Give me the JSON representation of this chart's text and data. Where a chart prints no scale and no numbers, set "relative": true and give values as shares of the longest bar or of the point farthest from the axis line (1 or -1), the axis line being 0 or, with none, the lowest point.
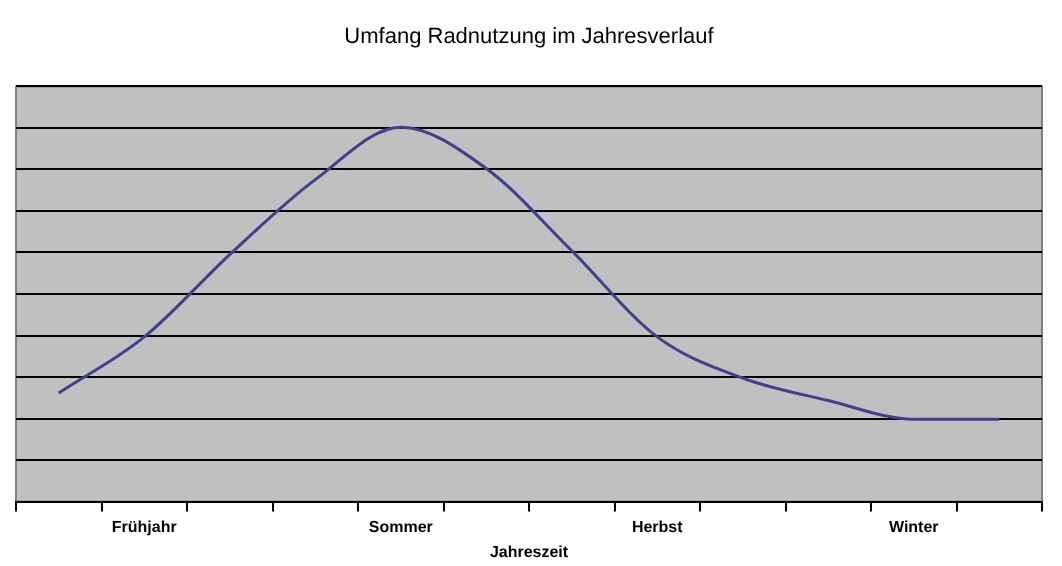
{
  "chart_data": {
    "type": "line",
    "title": "Umfang Radnutzung im Jahresverlauf",
    "xlabel": "Jahreszeit",
    "relative": true,
    "grid": "y",
    "legend": false,
    "marker": "none",
    "categories": [
      null,
      "Frühjahr",
      null,
      null,
      "Sommer",
      null,
      null,
      "Herbst",
      null,
      null,
      "Winter",
      null
    ],
    "series": [
      {
        "color": "#40408c",
        "values": [
          0.29,
          0.44,
          0.66,
          0.86,
          1.0,
          0.89,
          0.67,
          0.44,
          0.33,
          0.27,
          0.22,
          0.22
        ]
      }
    ]
  }
}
____________
THE PROBLEM: Restate the whole listing above exactly, please, omitting every image.

WRITTEN RESPONSE:
Give me the JSON representation of this chart's text and data. Where a chart prints no scale and no numbers, set "relative": true and give values as shares of the longest bar or of the point farthest from the axis line (1 or -1), the axis line being 0 or, with none, the lowest point.
{
  "chart_data": {
    "type": "line",
    "title": "Umfang Radnutzung im Jahresverlauf",
    "xlabel": "Jahreszeit",
    "relative": true,
    "grid": "y",
    "legend": false,
    "marker": "none",
    "categories": [
      null,
      "Frühjahr",
      null,
      null,
      "Sommer",
      null,
      null,
      "Herbst",
      null,
      null,
      "Winter",
      null
    ],
    "series": [
      {
        "color": "#40408c",
        "values": [
          0.29,
          0.44,
          0.66,
          0.86,
          1.0,
          0.89,
          0.67,
          0.44,
          0.33,
          0.27,
          0.22,
          0.22
        ]
      }
    ]
  }
}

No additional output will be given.